* Items from a figure collection *
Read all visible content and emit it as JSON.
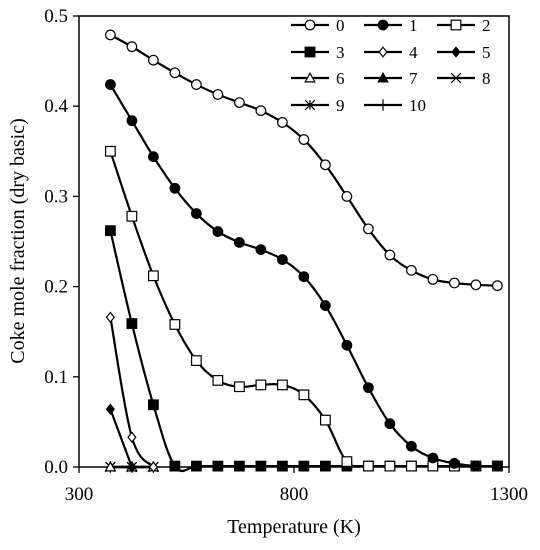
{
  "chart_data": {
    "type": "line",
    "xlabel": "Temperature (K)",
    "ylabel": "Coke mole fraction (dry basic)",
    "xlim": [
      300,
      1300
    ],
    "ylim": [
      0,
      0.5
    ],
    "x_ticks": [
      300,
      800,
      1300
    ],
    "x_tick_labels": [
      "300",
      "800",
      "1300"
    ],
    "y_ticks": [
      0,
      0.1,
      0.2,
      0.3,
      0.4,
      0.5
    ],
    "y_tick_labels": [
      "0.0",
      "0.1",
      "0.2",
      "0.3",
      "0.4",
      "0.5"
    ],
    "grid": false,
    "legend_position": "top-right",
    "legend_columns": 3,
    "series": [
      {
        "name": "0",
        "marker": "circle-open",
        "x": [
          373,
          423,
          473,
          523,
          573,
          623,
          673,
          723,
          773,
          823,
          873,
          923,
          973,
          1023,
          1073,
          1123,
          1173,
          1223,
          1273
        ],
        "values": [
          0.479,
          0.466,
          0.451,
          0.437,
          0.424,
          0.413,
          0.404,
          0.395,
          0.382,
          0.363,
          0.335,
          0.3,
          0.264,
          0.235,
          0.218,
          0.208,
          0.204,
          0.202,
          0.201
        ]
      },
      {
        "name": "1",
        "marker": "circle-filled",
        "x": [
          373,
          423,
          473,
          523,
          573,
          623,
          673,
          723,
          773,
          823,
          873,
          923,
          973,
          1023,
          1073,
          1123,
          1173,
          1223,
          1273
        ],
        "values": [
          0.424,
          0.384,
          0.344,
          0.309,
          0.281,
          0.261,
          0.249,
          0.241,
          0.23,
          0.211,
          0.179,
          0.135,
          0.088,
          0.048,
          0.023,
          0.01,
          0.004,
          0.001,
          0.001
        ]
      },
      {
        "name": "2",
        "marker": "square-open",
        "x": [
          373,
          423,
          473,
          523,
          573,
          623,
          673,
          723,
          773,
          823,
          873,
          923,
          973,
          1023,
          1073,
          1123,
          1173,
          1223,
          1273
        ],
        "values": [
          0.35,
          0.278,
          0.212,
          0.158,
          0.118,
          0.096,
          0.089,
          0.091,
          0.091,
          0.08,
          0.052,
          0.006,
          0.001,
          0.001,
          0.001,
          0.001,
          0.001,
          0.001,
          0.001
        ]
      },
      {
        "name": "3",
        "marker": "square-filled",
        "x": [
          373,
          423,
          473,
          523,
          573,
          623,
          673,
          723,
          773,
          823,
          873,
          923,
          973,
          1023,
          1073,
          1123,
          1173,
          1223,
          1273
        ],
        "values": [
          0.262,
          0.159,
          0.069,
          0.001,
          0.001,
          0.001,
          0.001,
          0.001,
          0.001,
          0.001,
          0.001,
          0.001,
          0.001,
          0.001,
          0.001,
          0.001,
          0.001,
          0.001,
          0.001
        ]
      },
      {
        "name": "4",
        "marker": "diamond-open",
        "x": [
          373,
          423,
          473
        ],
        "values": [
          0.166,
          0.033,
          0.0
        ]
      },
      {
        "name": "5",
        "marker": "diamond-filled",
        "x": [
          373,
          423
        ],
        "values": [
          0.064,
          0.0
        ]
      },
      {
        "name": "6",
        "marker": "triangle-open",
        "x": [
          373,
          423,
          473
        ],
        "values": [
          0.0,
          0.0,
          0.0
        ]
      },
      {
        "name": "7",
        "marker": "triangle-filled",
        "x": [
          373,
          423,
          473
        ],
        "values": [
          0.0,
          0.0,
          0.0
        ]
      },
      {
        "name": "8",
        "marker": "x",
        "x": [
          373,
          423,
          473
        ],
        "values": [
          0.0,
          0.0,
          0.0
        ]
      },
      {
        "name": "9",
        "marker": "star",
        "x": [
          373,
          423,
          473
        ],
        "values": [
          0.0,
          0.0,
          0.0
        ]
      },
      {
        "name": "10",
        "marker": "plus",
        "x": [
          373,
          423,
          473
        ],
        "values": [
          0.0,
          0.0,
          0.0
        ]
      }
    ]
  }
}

* To do *
In your copy, leave out the pictures and reproduce the material above exactly.

* The answer *
Read all visible content and emit it as JSON.
{
  "chart_data": {
    "type": "line",
    "xlabel": "Temperature (K)",
    "ylabel": "Coke mole fraction (dry basic)",
    "xlim": [
      300,
      1300
    ],
    "ylim": [
      0,
      0.5
    ],
    "x_ticks": [
      300,
      800,
      1300
    ],
    "x_tick_labels": [
      "300",
      "800",
      "1300"
    ],
    "y_ticks": [
      0,
      0.1,
      0.2,
      0.3,
      0.4,
      0.5
    ],
    "y_tick_labels": [
      "0.0",
      "0.1",
      "0.2",
      "0.3",
      "0.4",
      "0.5"
    ],
    "grid": false,
    "legend_position": "top-right",
    "legend_columns": 3,
    "series": [
      {
        "name": "0",
        "marker": "circle-open",
        "x": [
          373,
          423,
          473,
          523,
          573,
          623,
          673,
          723,
          773,
          823,
          873,
          923,
          973,
          1023,
          1073,
          1123,
          1173,
          1223,
          1273
        ],
        "values": [
          0.479,
          0.466,
          0.451,
          0.437,
          0.424,
          0.413,
          0.404,
          0.395,
          0.382,
          0.363,
          0.335,
          0.3,
          0.264,
          0.235,
          0.218,
          0.208,
          0.204,
          0.202,
          0.201
        ]
      },
      {
        "name": "1",
        "marker": "circle-filled",
        "x": [
          373,
          423,
          473,
          523,
          573,
          623,
          673,
          723,
          773,
          823,
          873,
          923,
          973,
          1023,
          1073,
          1123,
          1173,
          1223,
          1273
        ],
        "values": [
          0.424,
          0.384,
          0.344,
          0.309,
          0.281,
          0.261,
          0.249,
          0.241,
          0.23,
          0.211,
          0.179,
          0.135,
          0.088,
          0.048,
          0.023,
          0.01,
          0.004,
          0.001,
          0.001
        ]
      },
      {
        "name": "2",
        "marker": "square-open",
        "x": [
          373,
          423,
          473,
          523,
          573,
          623,
          673,
          723,
          773,
          823,
          873,
          923,
          973,
          1023,
          1073,
          1123,
          1173,
          1223,
          1273
        ],
        "values": [
          0.35,
          0.278,
          0.212,
          0.158,
          0.118,
          0.096,
          0.089,
          0.091,
          0.091,
          0.08,
          0.052,
          0.006,
          0.001,
          0.001,
          0.001,
          0.001,
          0.001,
          0.001,
          0.001
        ]
      },
      {
        "name": "3",
        "marker": "square-filled",
        "x": [
          373,
          423,
          473,
          523,
          573,
          623,
          673,
          723,
          773,
          823,
          873,
          923,
          973,
          1023,
          1073,
          1123,
          1173,
          1223,
          1273
        ],
        "values": [
          0.262,
          0.159,
          0.069,
          0.001,
          0.001,
          0.001,
          0.001,
          0.001,
          0.001,
          0.001,
          0.001,
          0.001,
          0.001,
          0.001,
          0.001,
          0.001,
          0.001,
          0.001,
          0.001
        ]
      },
      {
        "name": "4",
        "marker": "diamond-open",
        "x": [
          373,
          423,
          473
        ],
        "values": [
          0.166,
          0.033,
          0.0
        ]
      },
      {
        "name": "5",
        "marker": "diamond-filled",
        "x": [
          373,
          423
        ],
        "values": [
          0.064,
          0.0
        ]
      },
      {
        "name": "6",
        "marker": "triangle-open",
        "x": [
          373,
          423,
          473
        ],
        "values": [
          0.0,
          0.0,
          0.0
        ]
      },
      {
        "name": "7",
        "marker": "triangle-filled",
        "x": [
          373,
          423,
          473
        ],
        "values": [
          0.0,
          0.0,
          0.0
        ]
      },
      {
        "name": "8",
        "marker": "x",
        "x": [
          373,
          423,
          473
        ],
        "values": [
          0.0,
          0.0,
          0.0
        ]
      },
      {
        "name": "9",
        "marker": "star",
        "x": [
          373,
          423,
          473
        ],
        "values": [
          0.0,
          0.0,
          0.0
        ]
      },
      {
        "name": "10",
        "marker": "plus",
        "x": [
          373,
          423,
          473
        ],
        "values": [
          0.0,
          0.0,
          0.0
        ]
      }
    ]
  }
}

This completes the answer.